◆ **Work to do**
All lines from the line containing "Transcribe the text in this document." up to and including the last line of the listing below should be echoed exactly; no other lines belong in the response.

◆ **Input material**
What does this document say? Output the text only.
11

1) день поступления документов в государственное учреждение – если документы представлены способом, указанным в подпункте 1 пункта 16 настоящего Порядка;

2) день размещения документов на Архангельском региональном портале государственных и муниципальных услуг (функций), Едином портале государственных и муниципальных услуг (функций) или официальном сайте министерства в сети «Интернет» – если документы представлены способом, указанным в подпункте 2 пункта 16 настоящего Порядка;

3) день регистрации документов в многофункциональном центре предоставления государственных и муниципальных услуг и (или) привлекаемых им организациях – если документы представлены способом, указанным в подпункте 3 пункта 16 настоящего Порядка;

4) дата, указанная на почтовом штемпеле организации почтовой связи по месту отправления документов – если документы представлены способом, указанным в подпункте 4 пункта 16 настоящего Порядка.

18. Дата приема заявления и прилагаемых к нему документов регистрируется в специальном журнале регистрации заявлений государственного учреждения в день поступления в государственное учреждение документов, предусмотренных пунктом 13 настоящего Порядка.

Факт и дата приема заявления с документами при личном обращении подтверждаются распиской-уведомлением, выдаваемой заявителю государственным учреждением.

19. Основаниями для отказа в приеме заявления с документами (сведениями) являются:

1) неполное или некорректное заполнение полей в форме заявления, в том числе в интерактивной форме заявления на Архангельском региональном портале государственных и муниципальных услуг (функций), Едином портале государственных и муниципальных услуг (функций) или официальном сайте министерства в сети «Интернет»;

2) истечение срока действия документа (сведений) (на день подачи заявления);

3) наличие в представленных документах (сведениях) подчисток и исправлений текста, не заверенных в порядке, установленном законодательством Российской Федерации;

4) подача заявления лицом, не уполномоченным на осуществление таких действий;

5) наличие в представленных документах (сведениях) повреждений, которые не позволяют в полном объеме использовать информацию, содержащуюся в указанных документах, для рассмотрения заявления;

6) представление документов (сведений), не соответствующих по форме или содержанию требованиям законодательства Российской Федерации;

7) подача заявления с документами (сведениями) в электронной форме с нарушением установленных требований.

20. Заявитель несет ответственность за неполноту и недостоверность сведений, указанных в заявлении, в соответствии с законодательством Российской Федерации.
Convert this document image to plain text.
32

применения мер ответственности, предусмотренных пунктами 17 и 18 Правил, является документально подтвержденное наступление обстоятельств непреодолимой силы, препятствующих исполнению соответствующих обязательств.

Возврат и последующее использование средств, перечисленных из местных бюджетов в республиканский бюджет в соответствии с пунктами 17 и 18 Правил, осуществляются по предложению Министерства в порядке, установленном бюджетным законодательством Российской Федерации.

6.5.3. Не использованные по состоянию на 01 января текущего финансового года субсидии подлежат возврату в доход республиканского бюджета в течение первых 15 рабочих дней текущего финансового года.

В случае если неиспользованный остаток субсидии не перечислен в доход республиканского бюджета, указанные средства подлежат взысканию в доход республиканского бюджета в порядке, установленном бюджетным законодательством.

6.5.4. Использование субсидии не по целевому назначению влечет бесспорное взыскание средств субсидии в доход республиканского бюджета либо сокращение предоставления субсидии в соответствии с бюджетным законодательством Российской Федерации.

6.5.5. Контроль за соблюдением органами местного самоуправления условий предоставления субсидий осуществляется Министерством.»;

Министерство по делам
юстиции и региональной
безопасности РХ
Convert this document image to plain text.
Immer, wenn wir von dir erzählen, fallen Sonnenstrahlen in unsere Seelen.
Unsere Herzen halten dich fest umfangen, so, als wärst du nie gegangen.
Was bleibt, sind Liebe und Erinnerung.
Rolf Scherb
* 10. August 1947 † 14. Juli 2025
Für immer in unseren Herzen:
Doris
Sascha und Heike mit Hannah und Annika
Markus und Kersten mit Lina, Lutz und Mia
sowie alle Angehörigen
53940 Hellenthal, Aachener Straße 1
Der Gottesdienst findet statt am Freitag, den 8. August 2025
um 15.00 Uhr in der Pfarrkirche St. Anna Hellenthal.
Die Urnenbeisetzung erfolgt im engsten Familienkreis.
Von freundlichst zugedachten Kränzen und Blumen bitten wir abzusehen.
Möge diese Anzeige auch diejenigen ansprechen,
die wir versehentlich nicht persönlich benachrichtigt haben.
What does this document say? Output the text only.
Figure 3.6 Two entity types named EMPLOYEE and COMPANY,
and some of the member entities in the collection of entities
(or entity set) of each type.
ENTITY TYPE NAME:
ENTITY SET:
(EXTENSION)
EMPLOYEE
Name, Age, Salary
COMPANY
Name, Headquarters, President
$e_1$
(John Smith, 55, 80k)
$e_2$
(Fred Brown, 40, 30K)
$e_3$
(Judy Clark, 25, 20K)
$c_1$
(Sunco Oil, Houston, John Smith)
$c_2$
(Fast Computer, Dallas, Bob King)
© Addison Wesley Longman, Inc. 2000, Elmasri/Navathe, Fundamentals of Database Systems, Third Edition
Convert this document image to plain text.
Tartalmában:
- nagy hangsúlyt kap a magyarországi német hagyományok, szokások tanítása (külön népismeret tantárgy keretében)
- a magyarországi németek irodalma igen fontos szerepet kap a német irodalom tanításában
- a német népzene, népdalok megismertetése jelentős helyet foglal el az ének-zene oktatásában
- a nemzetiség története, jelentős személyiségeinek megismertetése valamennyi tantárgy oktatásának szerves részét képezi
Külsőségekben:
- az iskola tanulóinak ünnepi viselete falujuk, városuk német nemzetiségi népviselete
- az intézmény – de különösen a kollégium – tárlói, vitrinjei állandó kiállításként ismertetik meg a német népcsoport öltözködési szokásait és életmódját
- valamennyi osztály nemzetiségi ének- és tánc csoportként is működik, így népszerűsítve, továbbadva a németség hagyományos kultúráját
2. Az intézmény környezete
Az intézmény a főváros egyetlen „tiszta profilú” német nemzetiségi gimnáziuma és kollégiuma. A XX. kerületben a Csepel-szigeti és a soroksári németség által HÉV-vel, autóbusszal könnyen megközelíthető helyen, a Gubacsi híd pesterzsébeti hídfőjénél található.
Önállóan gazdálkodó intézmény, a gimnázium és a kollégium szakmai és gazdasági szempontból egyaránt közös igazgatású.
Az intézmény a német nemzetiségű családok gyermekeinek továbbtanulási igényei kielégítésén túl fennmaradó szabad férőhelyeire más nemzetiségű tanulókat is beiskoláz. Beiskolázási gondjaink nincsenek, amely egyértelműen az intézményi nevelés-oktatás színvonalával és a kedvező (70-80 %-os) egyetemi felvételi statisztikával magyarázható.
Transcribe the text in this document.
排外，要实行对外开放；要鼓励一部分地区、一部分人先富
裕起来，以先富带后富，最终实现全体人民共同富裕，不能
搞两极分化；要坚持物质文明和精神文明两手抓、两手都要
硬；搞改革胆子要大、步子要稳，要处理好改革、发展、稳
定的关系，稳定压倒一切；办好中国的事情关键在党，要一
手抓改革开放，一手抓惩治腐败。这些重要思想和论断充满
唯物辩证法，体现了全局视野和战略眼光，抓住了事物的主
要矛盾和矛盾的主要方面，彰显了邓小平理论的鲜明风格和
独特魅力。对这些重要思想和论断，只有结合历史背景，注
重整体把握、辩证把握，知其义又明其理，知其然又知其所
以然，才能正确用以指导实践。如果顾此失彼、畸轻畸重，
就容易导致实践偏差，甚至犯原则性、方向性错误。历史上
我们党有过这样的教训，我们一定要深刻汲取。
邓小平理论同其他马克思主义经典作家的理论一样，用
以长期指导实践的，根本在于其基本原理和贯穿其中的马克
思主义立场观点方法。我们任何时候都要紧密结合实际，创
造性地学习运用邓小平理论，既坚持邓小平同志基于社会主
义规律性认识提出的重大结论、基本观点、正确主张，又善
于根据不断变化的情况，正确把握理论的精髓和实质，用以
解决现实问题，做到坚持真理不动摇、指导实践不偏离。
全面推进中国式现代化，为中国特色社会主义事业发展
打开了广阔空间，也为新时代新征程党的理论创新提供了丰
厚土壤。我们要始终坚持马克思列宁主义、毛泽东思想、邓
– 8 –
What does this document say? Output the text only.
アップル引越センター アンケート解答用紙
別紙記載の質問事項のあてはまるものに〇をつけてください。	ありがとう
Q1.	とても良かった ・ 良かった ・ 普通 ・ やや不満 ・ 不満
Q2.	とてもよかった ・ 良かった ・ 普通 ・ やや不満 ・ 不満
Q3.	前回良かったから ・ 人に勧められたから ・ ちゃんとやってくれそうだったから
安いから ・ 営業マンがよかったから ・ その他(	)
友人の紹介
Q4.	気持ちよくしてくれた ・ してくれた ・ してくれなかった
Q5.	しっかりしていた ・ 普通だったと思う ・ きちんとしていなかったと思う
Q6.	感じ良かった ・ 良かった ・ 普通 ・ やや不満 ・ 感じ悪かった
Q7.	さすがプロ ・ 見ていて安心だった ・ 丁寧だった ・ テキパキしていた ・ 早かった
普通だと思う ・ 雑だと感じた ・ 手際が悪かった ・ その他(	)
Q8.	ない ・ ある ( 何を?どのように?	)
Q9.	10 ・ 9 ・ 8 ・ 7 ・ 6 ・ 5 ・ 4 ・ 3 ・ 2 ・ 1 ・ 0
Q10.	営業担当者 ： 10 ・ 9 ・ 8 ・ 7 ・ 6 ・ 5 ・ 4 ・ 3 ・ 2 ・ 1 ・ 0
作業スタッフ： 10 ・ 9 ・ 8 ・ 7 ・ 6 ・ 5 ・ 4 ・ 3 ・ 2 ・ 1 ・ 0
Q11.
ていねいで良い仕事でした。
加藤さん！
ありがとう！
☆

◆ **Correct result**
Transcribe the text in this document.
排外，要实行对外开放；要鼓励一部分地区、一部分人先富
裕起来，以先富带后富，最终实现全体人民共同富裕，不能
搞两极分化；要坚持物质文明和精神文明两手抓、两手都要
硬；搞改革胆子要大、步子要稳，要处理好改革、发展、稳
定的关系，稳定压倒一切；办好中国的事情关键在党，要一
手抓改革开放，一手抓惩治腐败。这些重要思想和论断充满
唯物辩证法，体现了全局视野和战略眼光，抓住了事物的主
要矛盾和矛盾的主要方面，彰显了邓小平理论的鲜明风格和
独特魅力。对这些重要思想和论断，只有结合历史背景，注
重整体把握、辩证把握，知其义又明其理，知其然又知其所
以然，才能正确用以指导实践。如果顾此失彼、畸轻畸重，
就容易导致实践偏差，甚至犯原则性、方向性错误。历史上
我们党有过这样的教训，我们一定要深刻汲取。
邓小平理论同其他马克思主义经典作家的理论一样，用
以长期指导实践的，根本在于其基本原理和贯穿其中的马克
思主义立场观点方法。我们任何时候都要紧密结合实际，创
造性地学习运用邓小平理论，既坚持邓小平同志基于社会主
义规律性认识提出的重大结论、基本观点、正确主张，又善
于根据不断变化的情况，正确把握理论的精髓和实质，用以
解决现实问题，做到坚持真理不动摇、指导实践不偏离。
全面推进中国式现代化，为中国特色社会主义事业发展
打开了广阔空间，也为新时代新征程党的理论创新提供了丰
厚土壤。我们要始终坚持马克思列宁主义、毛泽东思想、邓
– 8 –
What does this document say? Output the text only.
アップル引越センター アンケート解答用紙
別紙記載の質問事項のあてはまるものに〇をつけてください。	ありがとう
Q1.	とても良かった ・ 良かった ・ 普通 ・ やや不満 ・ 不満
Q2.	とてもよかった ・ 良かった ・ 普通 ・ やや不満 ・ 不満
Q3.	前回良かったから ・ 人に勧められたから ・ ちゃんとやってくれそうだったから
安いから ・ 営業マンがよかったから ・ その他(	)
友人の紹介
Q4.	気持ちよくしてくれた ・ してくれた ・ してくれなかった
Q5.	しっかりしていた ・ 普通だったと思う ・ きちんとしていなかったと思う
Q6.	感じ良かった ・ 良かった ・ 普通 ・ やや不満 ・ 感じ悪かった
Q7.	さすがプロ ・ 見ていて安心だった ・ 丁寧だった ・ テキパキしていた ・ 早かった
普通だと思う ・ 雑だと感じた ・ 手際が悪かった ・ その他(	)
Q8.	ない ・ ある ( 何を?どのように?	)
Q9.	10 ・ 9 ・ 8 ・ 7 ・ 6 ・ 5 ・ 4 ・ 3 ・ 2 ・ 1 ・ 0
Q10.	営業担当者 ： 10 ・ 9 ・ 8 ・ 7 ・ 6 ・ 5 ・ 4 ・ 3 ・ 2 ・ 1 ・ 0
作業スタッフ： 10 ・ 9 ・ 8 ・ 7 ・ 6 ・ 5 ・ 4 ・ 3 ・ 2 ・ 1 ・ 0
Q11.
ていねいで良い仕事でした。
加藤さん！
ありがとう！
☆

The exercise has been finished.